◆ GIVEN EXERCISE ◆
From the entries below, copy every line that holds the word "Залегощенского".

Extracted records
* START *

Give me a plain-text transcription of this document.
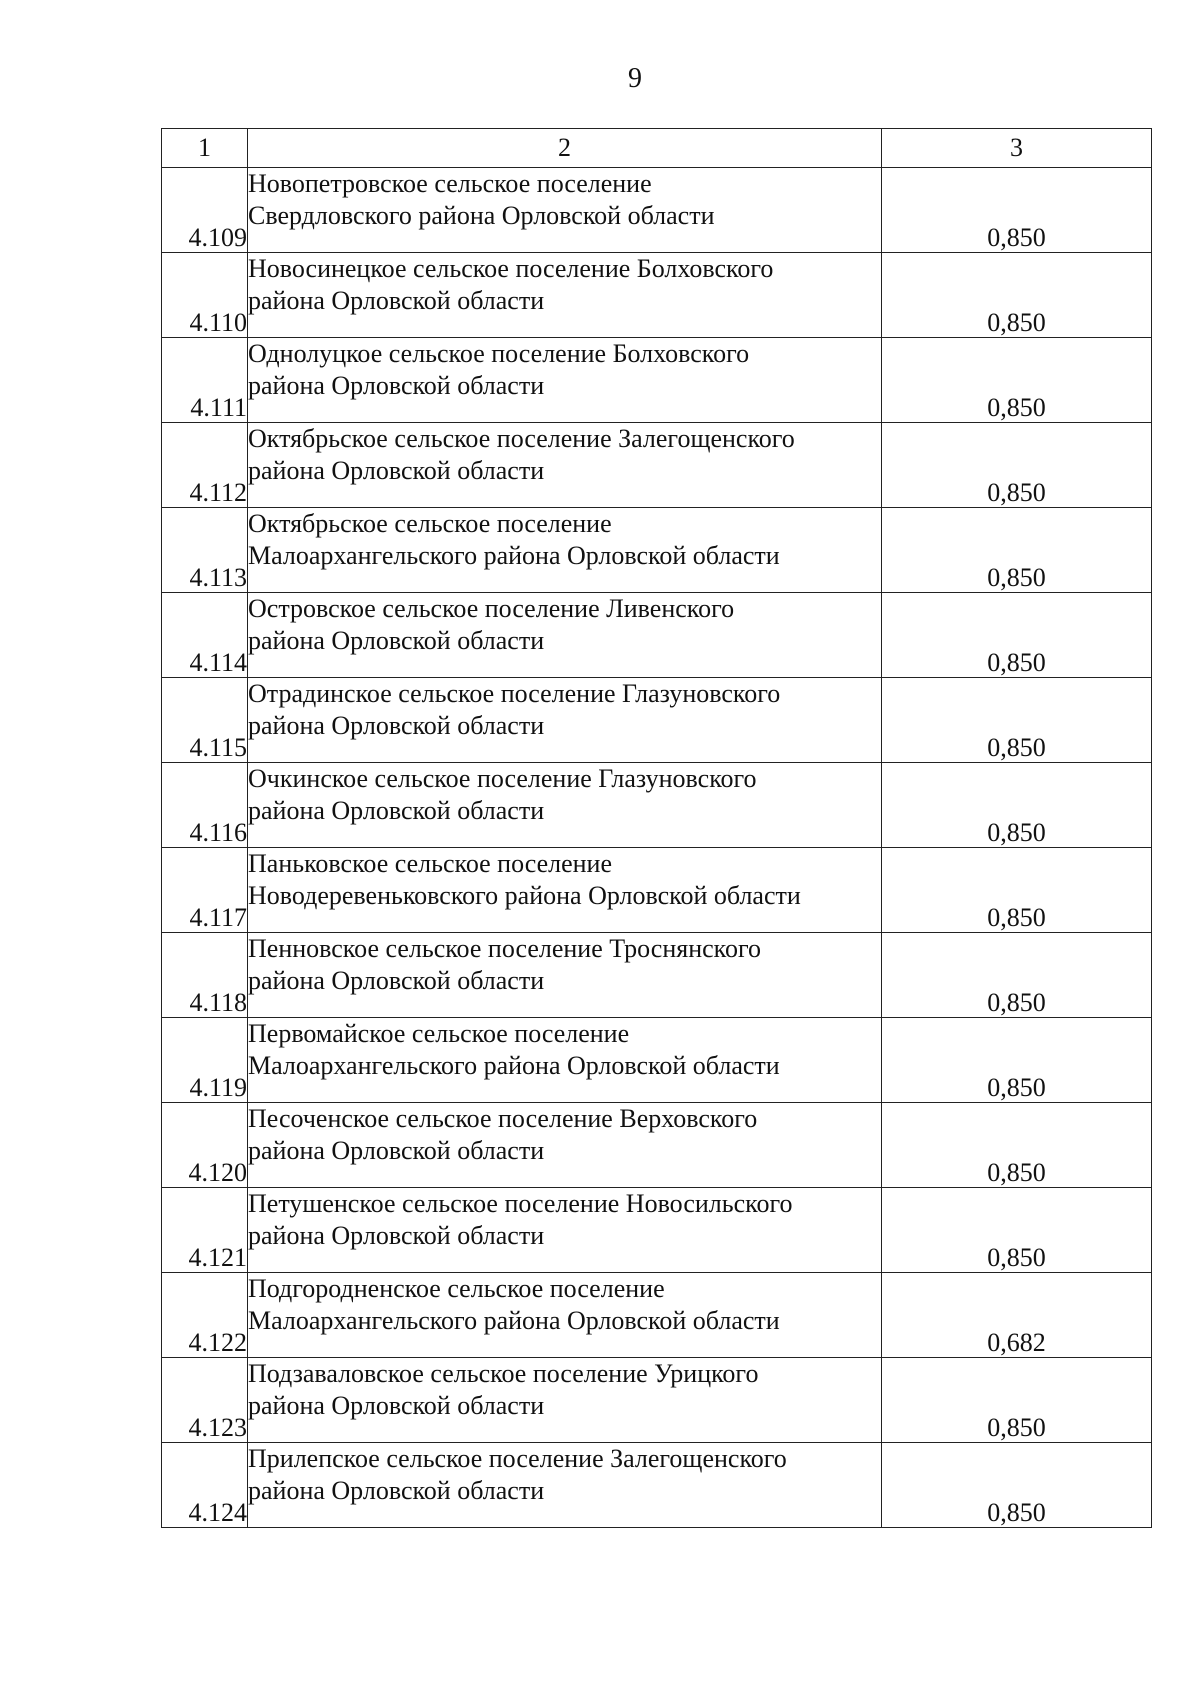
9
1	2	3
4.109	Новопетровское сельское поселение
Свердловского района Орловской области	0,850
4.110	Новосинецкое сельское поселение Болховского
района Орловской области	0,850
4.111	Однолуцкое сельское поселение Болховского
района Орловской области	0,850
4.112	Октябрьское сельское поселение Залегощенского
района Орловской области	0,850
4.113	Октябрьское сельское поселение
Малоархангельского района Орловской области	0,850
4.114	Островское сельское поселение Ливенского
района Орловской области	0,850
4.115	Отрадинское сельское поселение Глазуновского
района Орловской области	0,850
4.116	Очкинское сельское поселение Глазуновского
района Орловской области	0,850
4.117	Паньковское сельское поселение
Новодеревеньковского района Орловской области	0,850
4.118	Пенновское сельское поселение Троснянского
района Орловской области	0,850
4.119	Первомайское сельское поселение
Малоархангельского района Орловской области	0,850
4.120	Песоченское сельское поселение Верховского
района Орловской области	0,850
4.121	Петушенское сельское поселение Новосильского
района Орловской области	0,850
4.122	Подгородненское сельское поселение
Малоархангельского района Орловской области	0,682
4.123	Подзаваловское сельское поселение Урицкого
района Орловской области	0,850
4.124	Прилепское сельское поселение Залегощенского
района Орловской области	0,850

* END *

◆ EXERCISE RESPONSE ◆
4.112	Октябрьское сельское поселение Залегощенского
4.124	Прилепское сельское поселение Залегощенского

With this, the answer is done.